AIM:
Take all the material and copy it exactly.

--- Begin EXTRACTED DATA ---

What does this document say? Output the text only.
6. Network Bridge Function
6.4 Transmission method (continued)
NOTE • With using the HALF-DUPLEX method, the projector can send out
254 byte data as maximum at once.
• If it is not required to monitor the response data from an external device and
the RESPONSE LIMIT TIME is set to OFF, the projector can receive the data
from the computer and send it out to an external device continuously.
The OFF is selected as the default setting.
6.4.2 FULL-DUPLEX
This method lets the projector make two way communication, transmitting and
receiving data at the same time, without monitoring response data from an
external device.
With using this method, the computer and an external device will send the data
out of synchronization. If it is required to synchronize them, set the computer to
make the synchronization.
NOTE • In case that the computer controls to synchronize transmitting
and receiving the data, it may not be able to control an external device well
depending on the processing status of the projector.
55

--- End EXTRACTED DATA ---

COMPLETE ANSWER:
What does this document say? Output the text only.
6. Network Bridge Function
6.4 Transmission method (continued)
NOTE • With using the HALF-DUPLEX method, the projector can send out
254 byte data as maximum at once.
• If it is not required to monitor the response data from an external device and
the RESPONSE LIMIT TIME is set to OFF, the projector can receive the data
from the computer and send it out to an external device continuously.
The OFF is selected as the default setting.
6.4.2 FULL-DUPLEX
This method lets the projector make two way communication, transmitting and
receiving data at the same time, without monitoring response data from an
external device.
With using this method, the computer and an external device will send the data
out of synchronization. If it is required to synchronize them, set the computer to
make the synchronization.
NOTE • In case that the computer controls to synchronize transmitting
and receiving the data, it may not be able to control an external device well
depending on the processing status of the projector.
55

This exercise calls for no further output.